Given instruction: Find all lines in the records that include the word "chức", and copy them out.

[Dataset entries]
┄┄┄┄┄┄┄┄┄┄
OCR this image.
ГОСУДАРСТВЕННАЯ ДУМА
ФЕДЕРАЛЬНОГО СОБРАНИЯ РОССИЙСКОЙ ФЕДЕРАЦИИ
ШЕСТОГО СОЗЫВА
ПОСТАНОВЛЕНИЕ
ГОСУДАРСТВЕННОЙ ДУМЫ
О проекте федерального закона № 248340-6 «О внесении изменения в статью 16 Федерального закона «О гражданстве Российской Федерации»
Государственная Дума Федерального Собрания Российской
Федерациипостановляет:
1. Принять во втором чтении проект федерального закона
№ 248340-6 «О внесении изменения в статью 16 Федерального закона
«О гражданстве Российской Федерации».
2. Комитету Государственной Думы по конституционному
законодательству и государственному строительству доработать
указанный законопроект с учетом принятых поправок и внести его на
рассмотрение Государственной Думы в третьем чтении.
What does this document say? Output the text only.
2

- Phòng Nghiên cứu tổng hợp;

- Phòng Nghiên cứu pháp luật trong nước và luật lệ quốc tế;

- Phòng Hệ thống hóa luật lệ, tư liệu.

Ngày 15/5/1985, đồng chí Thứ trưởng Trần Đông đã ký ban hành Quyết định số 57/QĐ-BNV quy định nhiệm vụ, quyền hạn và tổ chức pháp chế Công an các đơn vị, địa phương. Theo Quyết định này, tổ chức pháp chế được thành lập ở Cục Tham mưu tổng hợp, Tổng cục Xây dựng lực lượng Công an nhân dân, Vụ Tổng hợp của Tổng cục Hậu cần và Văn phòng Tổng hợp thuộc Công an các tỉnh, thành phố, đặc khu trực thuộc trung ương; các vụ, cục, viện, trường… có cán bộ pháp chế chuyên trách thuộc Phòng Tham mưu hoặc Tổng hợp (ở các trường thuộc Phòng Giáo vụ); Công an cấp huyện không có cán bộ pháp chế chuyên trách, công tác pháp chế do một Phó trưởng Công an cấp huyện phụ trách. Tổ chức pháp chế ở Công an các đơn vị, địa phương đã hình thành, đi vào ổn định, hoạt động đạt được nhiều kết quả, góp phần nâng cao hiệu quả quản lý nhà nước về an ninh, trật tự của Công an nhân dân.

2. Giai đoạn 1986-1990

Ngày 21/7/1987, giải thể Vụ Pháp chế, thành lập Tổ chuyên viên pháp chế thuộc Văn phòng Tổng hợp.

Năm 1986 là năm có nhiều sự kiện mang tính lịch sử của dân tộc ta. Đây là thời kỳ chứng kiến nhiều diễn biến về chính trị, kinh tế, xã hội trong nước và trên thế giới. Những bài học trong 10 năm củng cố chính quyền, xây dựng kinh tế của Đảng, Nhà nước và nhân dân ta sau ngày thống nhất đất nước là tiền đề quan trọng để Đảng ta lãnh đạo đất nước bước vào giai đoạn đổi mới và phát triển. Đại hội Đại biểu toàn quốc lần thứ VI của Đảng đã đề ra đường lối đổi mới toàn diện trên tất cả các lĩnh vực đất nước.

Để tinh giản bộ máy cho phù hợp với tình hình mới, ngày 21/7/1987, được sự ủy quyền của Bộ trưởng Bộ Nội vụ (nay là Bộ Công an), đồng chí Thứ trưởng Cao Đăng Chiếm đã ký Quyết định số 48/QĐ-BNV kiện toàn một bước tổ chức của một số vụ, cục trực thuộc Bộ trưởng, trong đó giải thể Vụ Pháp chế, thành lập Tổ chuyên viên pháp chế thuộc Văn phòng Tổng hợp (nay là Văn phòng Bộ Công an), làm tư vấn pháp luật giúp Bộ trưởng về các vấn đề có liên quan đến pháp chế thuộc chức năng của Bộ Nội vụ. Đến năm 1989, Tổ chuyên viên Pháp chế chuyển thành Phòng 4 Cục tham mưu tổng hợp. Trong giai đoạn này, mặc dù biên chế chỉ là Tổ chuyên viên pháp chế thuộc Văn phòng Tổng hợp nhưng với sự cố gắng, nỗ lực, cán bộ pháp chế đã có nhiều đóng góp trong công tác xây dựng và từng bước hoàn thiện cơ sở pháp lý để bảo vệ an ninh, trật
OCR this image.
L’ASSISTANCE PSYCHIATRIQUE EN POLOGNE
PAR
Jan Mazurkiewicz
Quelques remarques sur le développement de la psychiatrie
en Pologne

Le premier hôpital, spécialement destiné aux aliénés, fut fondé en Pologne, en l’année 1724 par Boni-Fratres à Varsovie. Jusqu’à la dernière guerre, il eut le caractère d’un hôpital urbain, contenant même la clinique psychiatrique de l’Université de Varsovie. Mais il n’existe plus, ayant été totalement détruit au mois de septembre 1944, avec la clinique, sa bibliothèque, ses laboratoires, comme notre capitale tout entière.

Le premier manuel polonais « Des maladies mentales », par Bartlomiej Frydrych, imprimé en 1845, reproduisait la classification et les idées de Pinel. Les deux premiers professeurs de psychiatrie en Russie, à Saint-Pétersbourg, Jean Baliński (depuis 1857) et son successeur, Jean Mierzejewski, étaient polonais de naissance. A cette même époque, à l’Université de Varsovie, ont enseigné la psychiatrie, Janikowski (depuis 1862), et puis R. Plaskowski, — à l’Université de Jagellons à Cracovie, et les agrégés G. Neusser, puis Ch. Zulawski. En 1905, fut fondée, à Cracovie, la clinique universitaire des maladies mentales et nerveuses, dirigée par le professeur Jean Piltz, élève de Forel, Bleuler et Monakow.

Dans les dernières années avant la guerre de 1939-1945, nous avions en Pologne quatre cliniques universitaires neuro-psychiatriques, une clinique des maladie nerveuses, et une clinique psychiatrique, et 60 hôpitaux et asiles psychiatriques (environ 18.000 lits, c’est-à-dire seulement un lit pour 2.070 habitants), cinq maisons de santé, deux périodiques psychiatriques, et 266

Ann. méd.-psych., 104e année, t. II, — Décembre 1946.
┄┄┄┄┄┄┄┄┄┄
Full solution:
Ngày 15/5/1985, đồng chí Thứ trưởng Trần Đông đã ký ban hành Quyết định số 57/QĐ-BNV quy định nhiệm vụ, quyền hạn và tổ chức pháp chế Công an các đơn vị, địa phương. Theo Quyết định này, tổ chức pháp chế được thành lập ở Cục Tham mưu tổng hợp, Tổng cục Xây dựng lực lượng Công an nhân dân, Vụ Tổng hợp của Tổng cục Hậu cần và Văn phòng Tổng hợp thuộc Công an các tỉnh, thành phố, đặc khu trực thuộc trung ương; các vụ, cục, viện, trường… có cán bộ pháp chế chuyên trách thuộc Phòng Tham mưu hoặc Tổng hợp (ở các trường thuộc Phòng Giáo vụ); Công an cấp huyện không có cán bộ pháp chế chuyên trách, công tác pháp chế do một Phó trưởng Công an cấp huyện phụ trách. Tổ chức pháp chế ở Công an các đơn vị, địa phương đã hình thành, đi vào ổn định, hoạt động đạt được nhiều kết quả, góp phần nâng cao hiệu quả quản lý nhà nước về an ninh, trật tự của Công an nhân dân.
Để tinh giản bộ máy cho phù hợp với tình hình mới, ngày 21/7/1987, được sự ủy quyền của Bộ trưởng Bộ Nội vụ (nay là Bộ Công an), đồng chí Thứ trưởng Cao Đăng Chiếm đã ký Quyết định số 48/QĐ-BNV kiện toàn một bước tổ chức của một số vụ, cục trực thuộc Bộ trưởng, trong đó giải thể Vụ Pháp chế, thành lập Tổ chuyên viên pháp chế thuộc Văn phòng Tổng hợp (nay là Văn phòng Bộ Công an), làm tư vấn pháp luật giúp Bộ trưởng về các vấn đề có liên quan đến pháp chế thuộc chức năng của Bộ Nội vụ. Đến năm 1989, Tổ chuyên viên Pháp chế chuyển thành Phòng 4 Cục tham mưu tổng hợp. Trong giai đoạn này, mặc dù biên chế chỉ là Tổ chuyên viên pháp chế thuộc Văn phòng Tổng hợp nhưng với sự cố gắng, nỗ lực, cán bộ pháp chế đã có nhiều đóng góp trong công tác xây dựng và từng bước hoàn thiện cơ sở pháp lý để bảo vệ an ninh, trật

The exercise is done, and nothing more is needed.